Exercise: Copy all entries without alteration and skip the pictures they hold.

Exercise materials:
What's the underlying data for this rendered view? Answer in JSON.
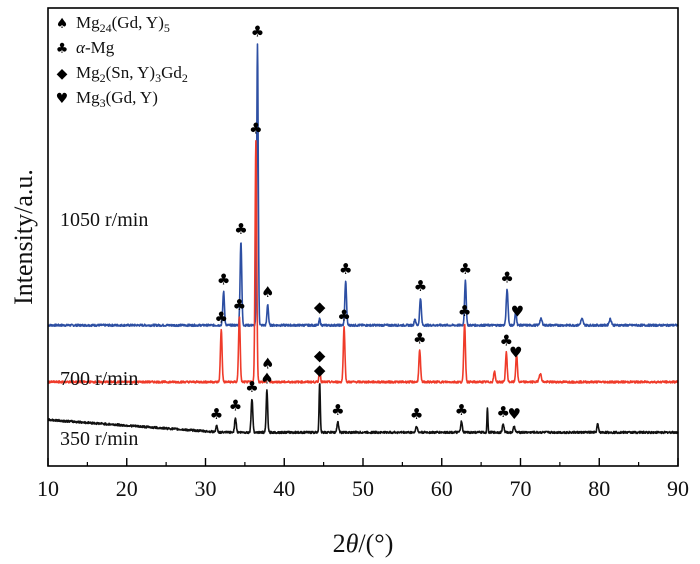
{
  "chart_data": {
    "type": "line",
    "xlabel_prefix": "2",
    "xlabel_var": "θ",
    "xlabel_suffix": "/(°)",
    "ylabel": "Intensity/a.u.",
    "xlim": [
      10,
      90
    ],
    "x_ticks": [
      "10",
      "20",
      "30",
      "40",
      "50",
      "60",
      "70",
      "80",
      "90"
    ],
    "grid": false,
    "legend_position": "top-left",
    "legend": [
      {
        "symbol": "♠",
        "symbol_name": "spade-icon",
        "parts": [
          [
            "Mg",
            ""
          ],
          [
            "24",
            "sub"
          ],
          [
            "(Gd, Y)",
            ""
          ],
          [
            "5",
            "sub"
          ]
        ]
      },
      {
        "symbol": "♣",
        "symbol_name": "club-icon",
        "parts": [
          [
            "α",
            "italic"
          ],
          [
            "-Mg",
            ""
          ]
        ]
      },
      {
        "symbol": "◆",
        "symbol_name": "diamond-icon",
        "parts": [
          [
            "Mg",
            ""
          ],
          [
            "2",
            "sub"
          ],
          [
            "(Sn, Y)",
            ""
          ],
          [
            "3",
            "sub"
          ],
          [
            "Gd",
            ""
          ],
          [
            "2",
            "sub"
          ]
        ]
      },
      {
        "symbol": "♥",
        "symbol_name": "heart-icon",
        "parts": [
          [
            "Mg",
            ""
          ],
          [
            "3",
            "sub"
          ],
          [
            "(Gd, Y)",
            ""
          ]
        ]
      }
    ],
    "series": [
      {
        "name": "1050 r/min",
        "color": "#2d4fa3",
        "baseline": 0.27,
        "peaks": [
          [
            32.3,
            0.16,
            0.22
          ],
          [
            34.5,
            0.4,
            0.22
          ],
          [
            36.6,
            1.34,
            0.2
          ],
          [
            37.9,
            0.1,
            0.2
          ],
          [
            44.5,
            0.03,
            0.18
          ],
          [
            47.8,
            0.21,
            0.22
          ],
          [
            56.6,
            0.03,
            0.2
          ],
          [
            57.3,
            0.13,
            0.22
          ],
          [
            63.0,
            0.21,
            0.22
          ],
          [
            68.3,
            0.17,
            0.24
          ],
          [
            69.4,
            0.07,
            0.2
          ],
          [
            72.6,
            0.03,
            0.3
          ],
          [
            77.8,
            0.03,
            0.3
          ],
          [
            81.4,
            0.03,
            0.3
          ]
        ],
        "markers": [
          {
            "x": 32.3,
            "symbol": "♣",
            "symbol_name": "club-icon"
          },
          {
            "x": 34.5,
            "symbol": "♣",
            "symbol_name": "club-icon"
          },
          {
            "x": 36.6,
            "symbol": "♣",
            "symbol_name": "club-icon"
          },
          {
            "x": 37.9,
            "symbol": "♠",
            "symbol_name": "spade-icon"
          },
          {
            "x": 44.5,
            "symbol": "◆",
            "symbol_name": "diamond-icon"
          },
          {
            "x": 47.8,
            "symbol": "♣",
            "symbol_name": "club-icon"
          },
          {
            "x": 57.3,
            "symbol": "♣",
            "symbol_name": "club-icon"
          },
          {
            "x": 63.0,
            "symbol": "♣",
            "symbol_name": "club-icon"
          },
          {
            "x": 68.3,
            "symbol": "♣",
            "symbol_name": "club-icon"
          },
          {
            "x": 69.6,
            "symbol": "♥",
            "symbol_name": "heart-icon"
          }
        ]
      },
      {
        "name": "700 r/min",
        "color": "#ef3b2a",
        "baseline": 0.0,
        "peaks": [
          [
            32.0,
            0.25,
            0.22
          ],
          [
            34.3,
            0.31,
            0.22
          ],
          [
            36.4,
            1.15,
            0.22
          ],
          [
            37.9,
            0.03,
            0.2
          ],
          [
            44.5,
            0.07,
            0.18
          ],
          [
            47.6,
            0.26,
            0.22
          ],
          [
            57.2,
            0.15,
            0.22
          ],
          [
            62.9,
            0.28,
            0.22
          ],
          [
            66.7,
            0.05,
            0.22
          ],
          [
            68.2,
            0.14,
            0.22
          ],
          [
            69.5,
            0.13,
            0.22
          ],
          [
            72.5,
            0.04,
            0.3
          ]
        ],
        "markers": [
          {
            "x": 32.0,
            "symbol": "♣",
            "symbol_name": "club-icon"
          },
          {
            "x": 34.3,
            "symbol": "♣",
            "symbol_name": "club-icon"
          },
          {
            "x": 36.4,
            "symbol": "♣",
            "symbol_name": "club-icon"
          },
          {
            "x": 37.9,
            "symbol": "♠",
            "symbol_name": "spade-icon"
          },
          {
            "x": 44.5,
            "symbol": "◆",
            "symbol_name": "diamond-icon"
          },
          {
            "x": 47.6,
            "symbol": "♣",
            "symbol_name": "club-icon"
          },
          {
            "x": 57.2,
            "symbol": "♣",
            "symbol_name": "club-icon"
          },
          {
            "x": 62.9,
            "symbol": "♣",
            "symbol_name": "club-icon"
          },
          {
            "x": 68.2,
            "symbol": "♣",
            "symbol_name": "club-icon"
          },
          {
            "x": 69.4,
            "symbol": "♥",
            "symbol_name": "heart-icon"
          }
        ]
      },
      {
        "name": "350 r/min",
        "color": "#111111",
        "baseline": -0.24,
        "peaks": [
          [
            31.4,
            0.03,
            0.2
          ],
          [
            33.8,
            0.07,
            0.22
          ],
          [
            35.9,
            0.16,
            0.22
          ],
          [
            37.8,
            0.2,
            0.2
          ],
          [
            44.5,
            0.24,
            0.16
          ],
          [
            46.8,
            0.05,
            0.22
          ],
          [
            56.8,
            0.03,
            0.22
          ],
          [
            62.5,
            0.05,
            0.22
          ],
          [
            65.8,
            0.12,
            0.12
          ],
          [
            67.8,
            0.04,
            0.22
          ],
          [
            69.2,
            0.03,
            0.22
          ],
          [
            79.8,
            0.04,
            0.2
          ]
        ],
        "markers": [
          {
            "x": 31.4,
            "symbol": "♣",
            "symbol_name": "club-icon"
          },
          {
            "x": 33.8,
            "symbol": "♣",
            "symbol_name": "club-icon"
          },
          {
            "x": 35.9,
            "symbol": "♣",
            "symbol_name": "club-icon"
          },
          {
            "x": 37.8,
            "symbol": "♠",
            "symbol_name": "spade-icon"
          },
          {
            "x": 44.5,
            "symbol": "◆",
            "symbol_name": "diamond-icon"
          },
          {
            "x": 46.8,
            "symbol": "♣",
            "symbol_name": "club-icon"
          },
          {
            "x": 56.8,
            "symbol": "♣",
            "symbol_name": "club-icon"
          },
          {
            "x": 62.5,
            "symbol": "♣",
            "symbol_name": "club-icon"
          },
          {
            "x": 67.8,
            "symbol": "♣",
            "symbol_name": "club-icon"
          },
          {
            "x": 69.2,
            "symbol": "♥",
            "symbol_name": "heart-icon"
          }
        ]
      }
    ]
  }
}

Completed task:
What's the underlying data for this rendered view? Answer in JSON.
{
  "chart_data": {
    "type": "line",
    "xlabel_prefix": "2",
    "xlabel_var": "θ",
    "xlabel_suffix": "/(°)",
    "ylabel": "Intensity/a.u.",
    "xlim": [
      10,
      90
    ],
    "x_ticks": [
      "10",
      "20",
      "30",
      "40",
      "50",
      "60",
      "70",
      "80",
      "90"
    ],
    "grid": false,
    "legend_position": "top-left",
    "legend": [
      {
        "symbol": "♠",
        "symbol_name": "spade-icon",
        "parts": [
          [
            "Mg",
            ""
          ],
          [
            "24",
            "sub"
          ],
          [
            "(Gd, Y)",
            ""
          ],
          [
            "5",
            "sub"
          ]
        ]
      },
      {
        "symbol": "♣",
        "symbol_name": "club-icon",
        "parts": [
          [
            "α",
            "italic"
          ],
          [
            "-Mg",
            ""
          ]
        ]
      },
      {
        "symbol": "◆",
        "symbol_name": "diamond-icon",
        "parts": [
          [
            "Mg",
            ""
          ],
          [
            "2",
            "sub"
          ],
          [
            "(Sn, Y)",
            ""
          ],
          [
            "3",
            "sub"
          ],
          [
            "Gd",
            ""
          ],
          [
            "2",
            "sub"
          ]
        ]
      },
      {
        "symbol": "♥",
        "symbol_name": "heart-icon",
        "parts": [
          [
            "Mg",
            ""
          ],
          [
            "3",
            "sub"
          ],
          [
            "(Gd, Y)",
            ""
          ]
        ]
      }
    ],
    "series": [
      {
        "name": "1050 r/min",
        "color": "#2d4fa3",
        "baseline": 0.27,
        "peaks": [
          [
            32.3,
            0.16,
            0.22
          ],
          [
            34.5,
            0.4,
            0.22
          ],
          [
            36.6,
            1.34,
            0.2
          ],
          [
            37.9,
            0.1,
            0.2
          ],
          [
            44.5,
            0.03,
            0.18
          ],
          [
            47.8,
            0.21,
            0.22
          ],
          [
            56.6,
            0.03,
            0.2
          ],
          [
            57.3,
            0.13,
            0.22
          ],
          [
            63.0,
            0.21,
            0.22
          ],
          [
            68.3,
            0.17,
            0.24
          ],
          [
            69.4,
            0.07,
            0.2
          ],
          [
            72.6,
            0.03,
            0.3
          ],
          [
            77.8,
            0.03,
            0.3
          ],
          [
            81.4,
            0.03,
            0.3
          ]
        ],
        "markers": [
          {
            "x": 32.3,
            "symbol": "♣",
            "symbol_name": "club-icon"
          },
          {
            "x": 34.5,
            "symbol": "♣",
            "symbol_name": "club-icon"
          },
          {
            "x": 36.6,
            "symbol": "♣",
            "symbol_name": "club-icon"
          },
          {
            "x": 37.9,
            "symbol": "♠",
            "symbol_name": "spade-icon"
          },
          {
            "x": 44.5,
            "symbol": "◆",
            "symbol_name": "diamond-icon"
          },
          {
            "x": 47.8,
            "symbol": "♣",
            "symbol_name": "club-icon"
          },
          {
            "x": 57.3,
            "symbol": "♣",
            "symbol_name": "club-icon"
          },
          {
            "x": 63.0,
            "symbol": "♣",
            "symbol_name": "club-icon"
          },
          {
            "x": 68.3,
            "symbol": "♣",
            "symbol_name": "club-icon"
          },
          {
            "x": 69.6,
            "symbol": "♥",
            "symbol_name": "heart-icon"
          }
        ]
      },
      {
        "name": "700 r/min",
        "color": "#ef3b2a",
        "baseline": 0.0,
        "peaks": [
          [
            32.0,
            0.25,
            0.22
          ],
          [
            34.3,
            0.31,
            0.22
          ],
          [
            36.4,
            1.15,
            0.22
          ],
          [
            37.9,
            0.03,
            0.2
          ],
          [
            44.5,
            0.07,
            0.18
          ],
          [
            47.6,
            0.26,
            0.22
          ],
          [
            57.2,
            0.15,
            0.22
          ],
          [
            62.9,
            0.28,
            0.22
          ],
          [
            66.7,
            0.05,
            0.22
          ],
          [
            68.2,
            0.14,
            0.22
          ],
          [
            69.5,
            0.13,
            0.22
          ],
          [
            72.5,
            0.04,
            0.3
          ]
        ],
        "markers": [
          {
            "x": 32.0,
            "symbol": "♣",
            "symbol_name": "club-icon"
          },
          {
            "x": 34.3,
            "symbol": "♣",
            "symbol_name": "club-icon"
          },
          {
            "x": 36.4,
            "symbol": "♣",
            "symbol_name": "club-icon"
          },
          {
            "x": 37.9,
            "symbol": "♠",
            "symbol_name": "spade-icon"
          },
          {
            "x": 44.5,
            "symbol": "◆",
            "symbol_name": "diamond-icon"
          },
          {
            "x": 47.6,
            "symbol": "♣",
            "symbol_name": "club-icon"
          },
          {
            "x": 57.2,
            "symbol": "♣",
            "symbol_name": "club-icon"
          },
          {
            "x": 62.9,
            "symbol": "♣",
            "symbol_name": "club-icon"
          },
          {
            "x": 68.2,
            "symbol": "♣",
            "symbol_name": "club-icon"
          },
          {
            "x": 69.4,
            "symbol": "♥",
            "symbol_name": "heart-icon"
          }
        ]
      },
      {
        "name": "350 r/min",
        "color": "#111111",
        "baseline": -0.24,
        "peaks": [
          [
            31.4,
            0.03,
            0.2
          ],
          [
            33.8,
            0.07,
            0.22
          ],
          [
            35.9,
            0.16,
            0.22
          ],
          [
            37.8,
            0.2,
            0.2
          ],
          [
            44.5,
            0.24,
            0.16
          ],
          [
            46.8,
            0.05,
            0.22
          ],
          [
            56.8,
            0.03,
            0.22
          ],
          [
            62.5,
            0.05,
            0.22
          ],
          [
            65.8,
            0.12,
            0.12
          ],
          [
            67.8,
            0.04,
            0.22
          ],
          [
            69.2,
            0.03,
            0.22
          ],
          [
            79.8,
            0.04,
            0.2
          ]
        ],
        "markers": [
          {
            "x": 31.4,
            "symbol": "♣",
            "symbol_name": "club-icon"
          },
          {
            "x": 33.8,
            "symbol": "♣",
            "symbol_name": "club-icon"
          },
          {
            "x": 35.9,
            "symbol": "♣",
            "symbol_name": "club-icon"
          },
          {
            "x": 37.8,
            "symbol": "♠",
            "symbol_name": "spade-icon"
          },
          {
            "x": 44.5,
            "symbol": "◆",
            "symbol_name": "diamond-icon"
          },
          {
            "x": 46.8,
            "symbol": "♣",
            "symbol_name": "club-icon"
          },
          {
            "x": 56.8,
            "symbol": "♣",
            "symbol_name": "club-icon"
          },
          {
            "x": 62.5,
            "symbol": "♣",
            "symbol_name": "club-icon"
          },
          {
            "x": 67.8,
            "symbol": "♣",
            "symbol_name": "club-icon"
          },
          {
            "x": 69.2,
            "symbol": "♥",
            "symbol_name": "heart-icon"
          }
        ]
      }
    ]
  }
}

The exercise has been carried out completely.